▸ **Task**
Pull out every line with the word "JSON".

▸ **Task input**
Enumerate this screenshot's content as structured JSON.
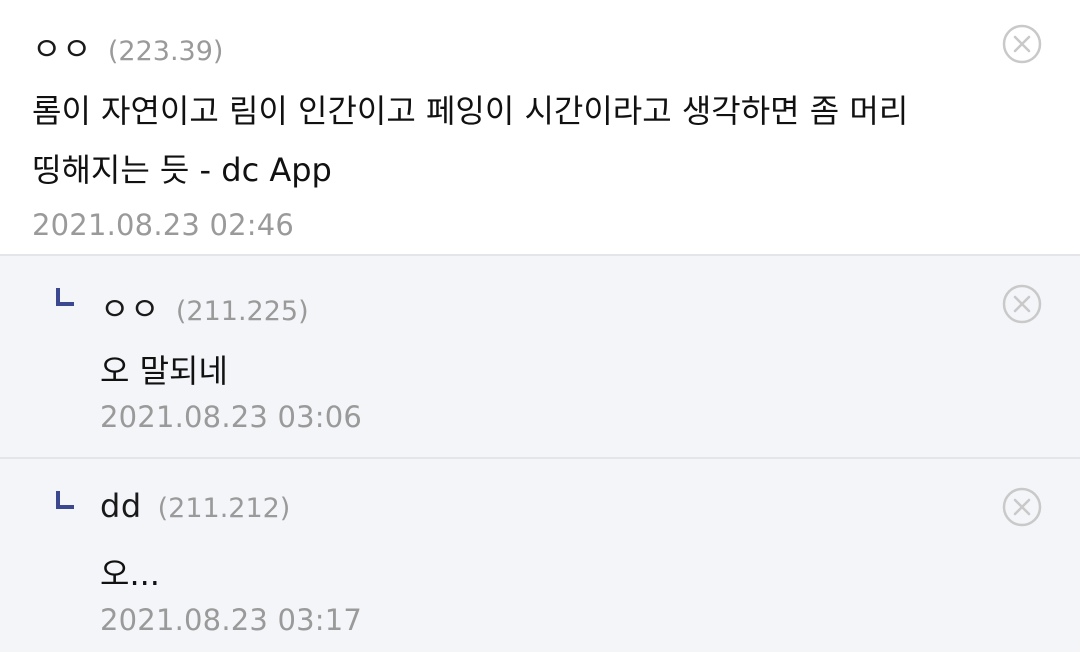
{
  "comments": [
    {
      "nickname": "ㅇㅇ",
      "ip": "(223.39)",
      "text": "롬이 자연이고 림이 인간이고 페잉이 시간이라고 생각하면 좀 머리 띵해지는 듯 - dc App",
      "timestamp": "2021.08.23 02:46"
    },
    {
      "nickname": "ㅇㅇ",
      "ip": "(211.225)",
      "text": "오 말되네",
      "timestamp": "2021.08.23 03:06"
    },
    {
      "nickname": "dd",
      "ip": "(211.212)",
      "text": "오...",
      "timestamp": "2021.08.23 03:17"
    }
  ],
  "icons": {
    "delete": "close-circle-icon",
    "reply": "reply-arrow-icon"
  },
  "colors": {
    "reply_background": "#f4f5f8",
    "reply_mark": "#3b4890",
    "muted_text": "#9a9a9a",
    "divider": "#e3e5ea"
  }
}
...
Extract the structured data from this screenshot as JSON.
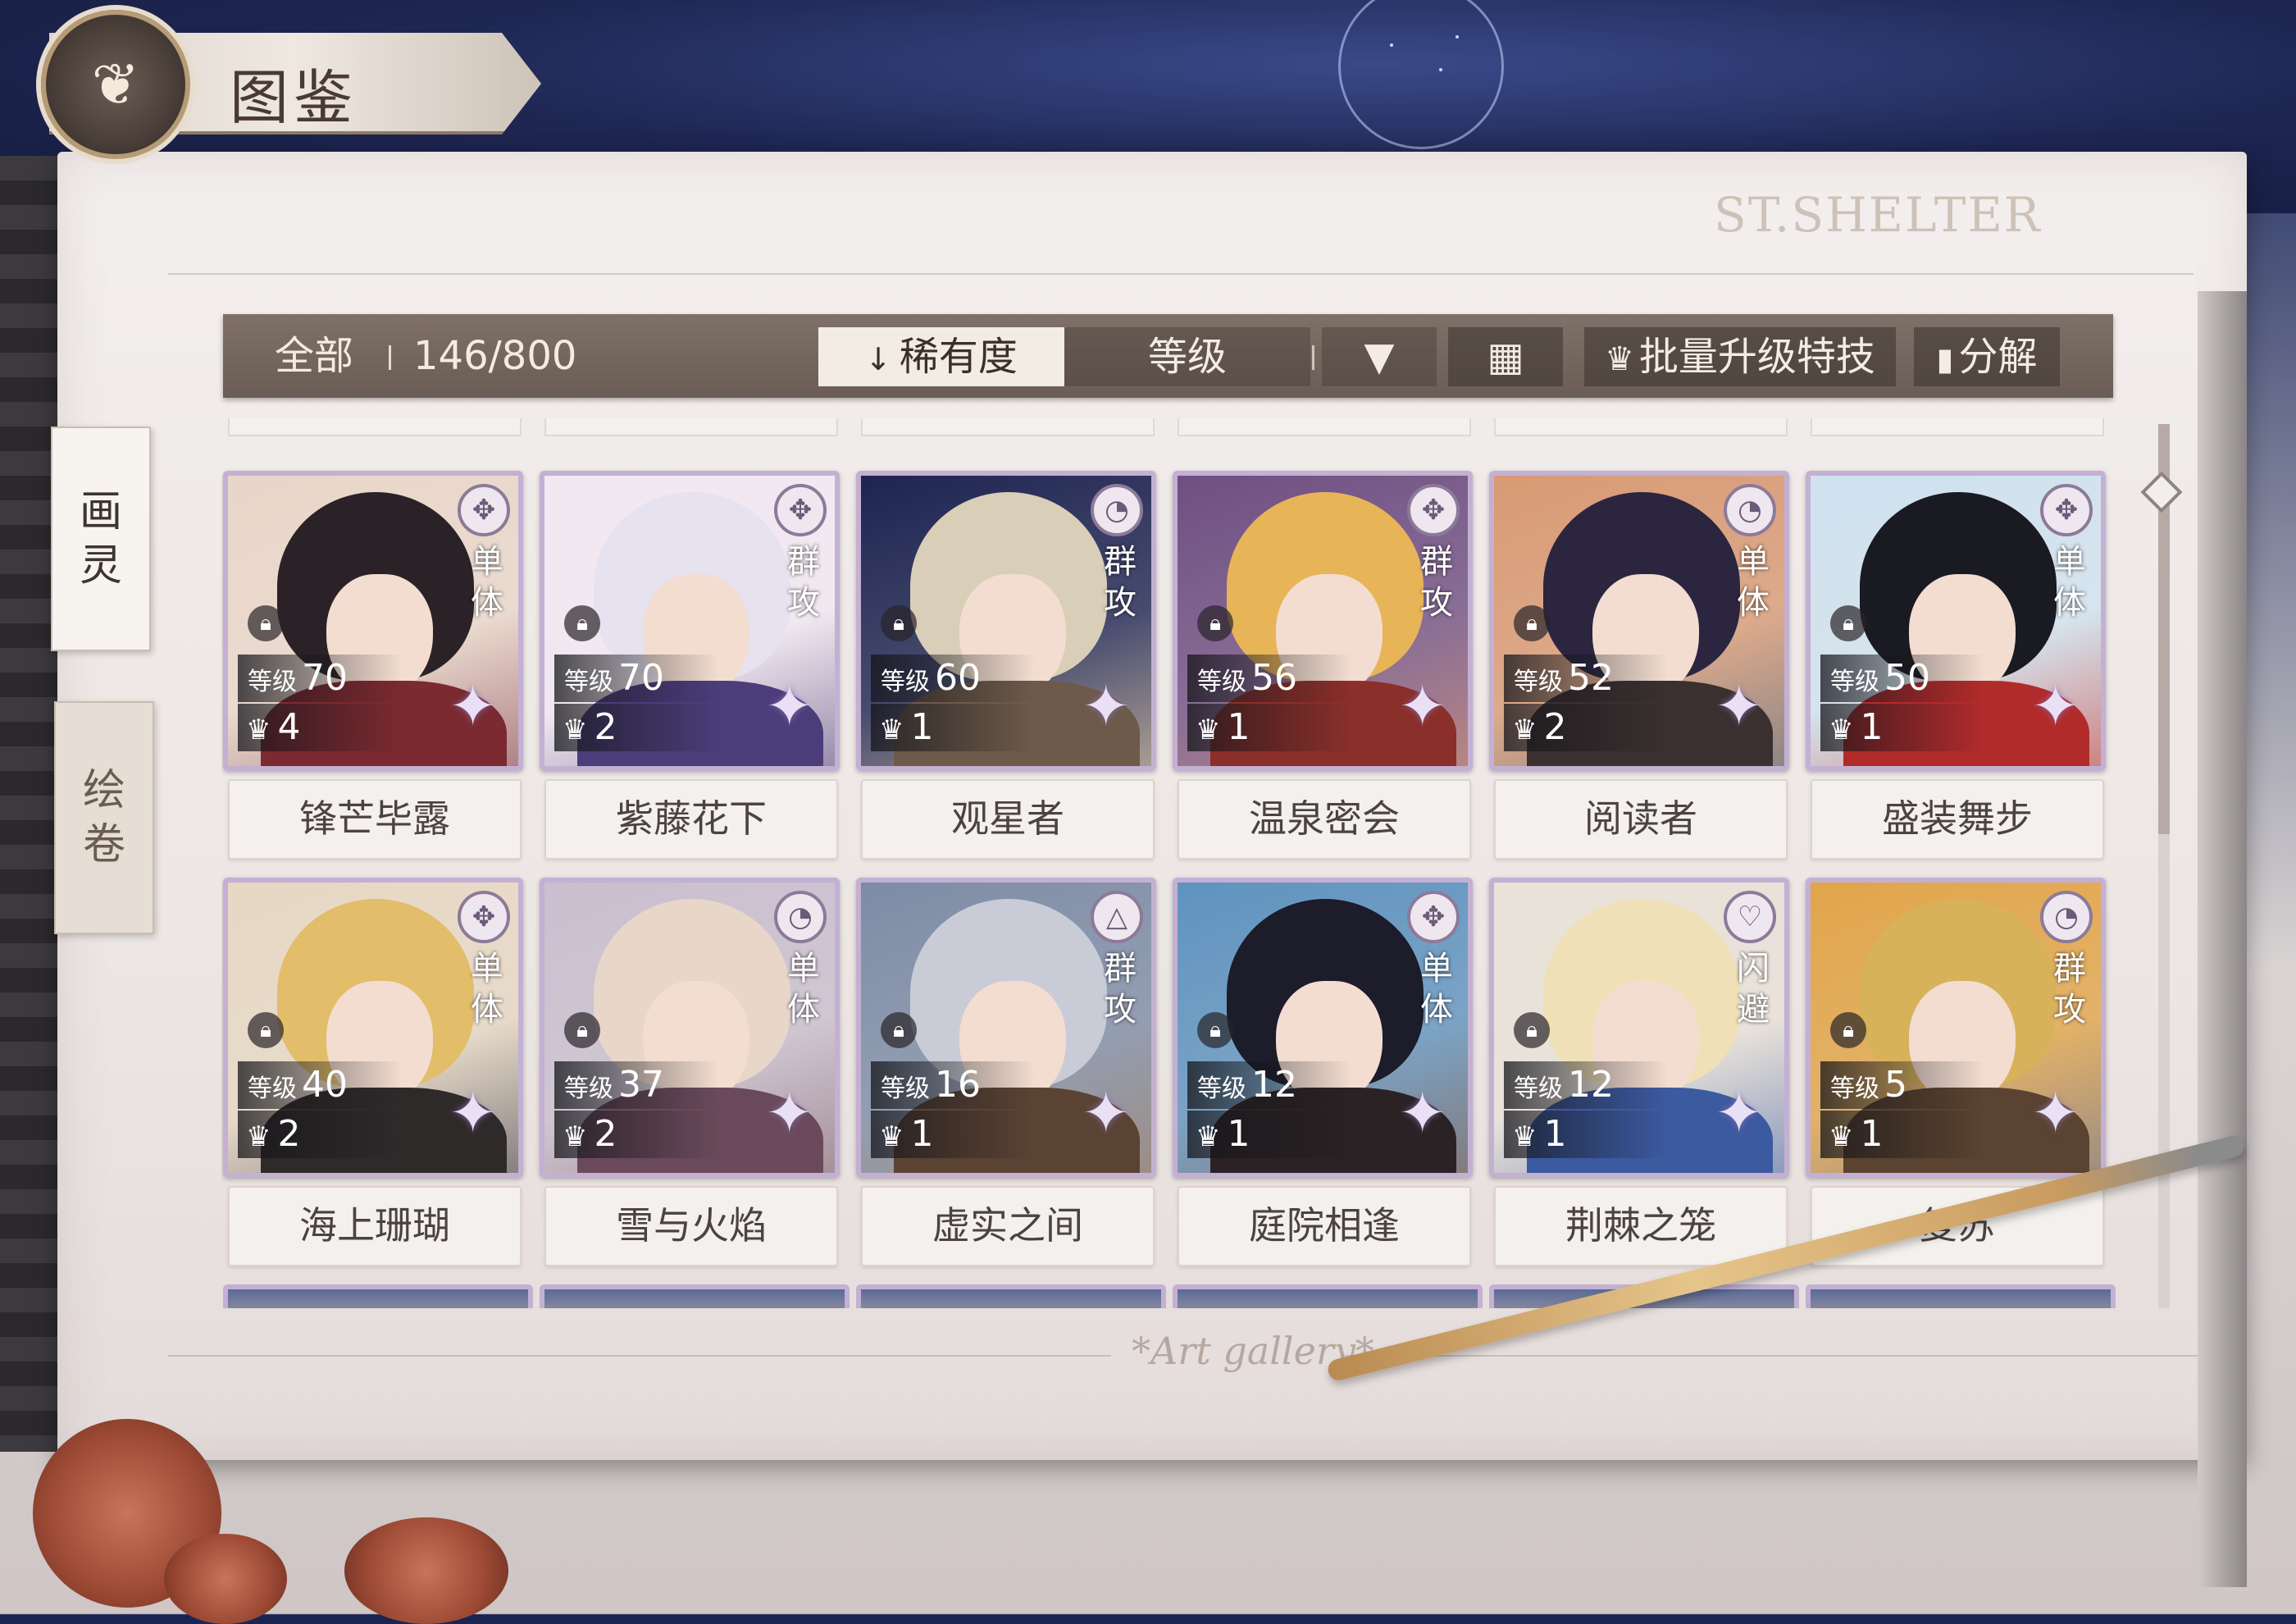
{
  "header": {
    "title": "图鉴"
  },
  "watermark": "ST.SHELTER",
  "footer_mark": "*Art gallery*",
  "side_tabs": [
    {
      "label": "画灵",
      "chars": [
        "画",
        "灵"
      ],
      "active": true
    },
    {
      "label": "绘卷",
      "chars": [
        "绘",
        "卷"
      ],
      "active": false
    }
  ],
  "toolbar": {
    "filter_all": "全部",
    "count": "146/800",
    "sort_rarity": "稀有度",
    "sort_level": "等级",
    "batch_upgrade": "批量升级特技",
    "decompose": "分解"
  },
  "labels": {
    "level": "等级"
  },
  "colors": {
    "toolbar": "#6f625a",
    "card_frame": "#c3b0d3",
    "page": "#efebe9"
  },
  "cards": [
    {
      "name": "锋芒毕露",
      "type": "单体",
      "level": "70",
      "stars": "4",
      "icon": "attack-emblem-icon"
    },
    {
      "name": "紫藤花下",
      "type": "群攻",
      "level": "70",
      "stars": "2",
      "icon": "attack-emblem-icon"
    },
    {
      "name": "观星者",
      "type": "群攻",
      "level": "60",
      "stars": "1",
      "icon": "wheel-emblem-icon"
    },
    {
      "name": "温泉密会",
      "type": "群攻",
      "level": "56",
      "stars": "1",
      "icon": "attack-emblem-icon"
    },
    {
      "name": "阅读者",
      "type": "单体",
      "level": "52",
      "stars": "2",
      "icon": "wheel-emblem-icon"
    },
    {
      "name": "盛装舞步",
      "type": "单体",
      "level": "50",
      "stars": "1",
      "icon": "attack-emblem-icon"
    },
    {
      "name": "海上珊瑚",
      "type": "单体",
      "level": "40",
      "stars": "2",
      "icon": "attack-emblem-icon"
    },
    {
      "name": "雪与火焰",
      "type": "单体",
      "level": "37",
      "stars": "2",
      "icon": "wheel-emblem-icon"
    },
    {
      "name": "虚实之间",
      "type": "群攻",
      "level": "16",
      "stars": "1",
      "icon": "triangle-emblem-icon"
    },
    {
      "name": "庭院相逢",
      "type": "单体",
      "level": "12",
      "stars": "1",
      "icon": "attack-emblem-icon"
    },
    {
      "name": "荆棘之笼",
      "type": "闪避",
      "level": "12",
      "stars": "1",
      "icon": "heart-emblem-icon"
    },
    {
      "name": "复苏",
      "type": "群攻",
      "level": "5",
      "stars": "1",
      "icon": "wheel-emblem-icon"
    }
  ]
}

▸ **Result of the task**
Enumerate this screenshot's content as structured JSON.
Extract the structured data from this screenshot as JSON.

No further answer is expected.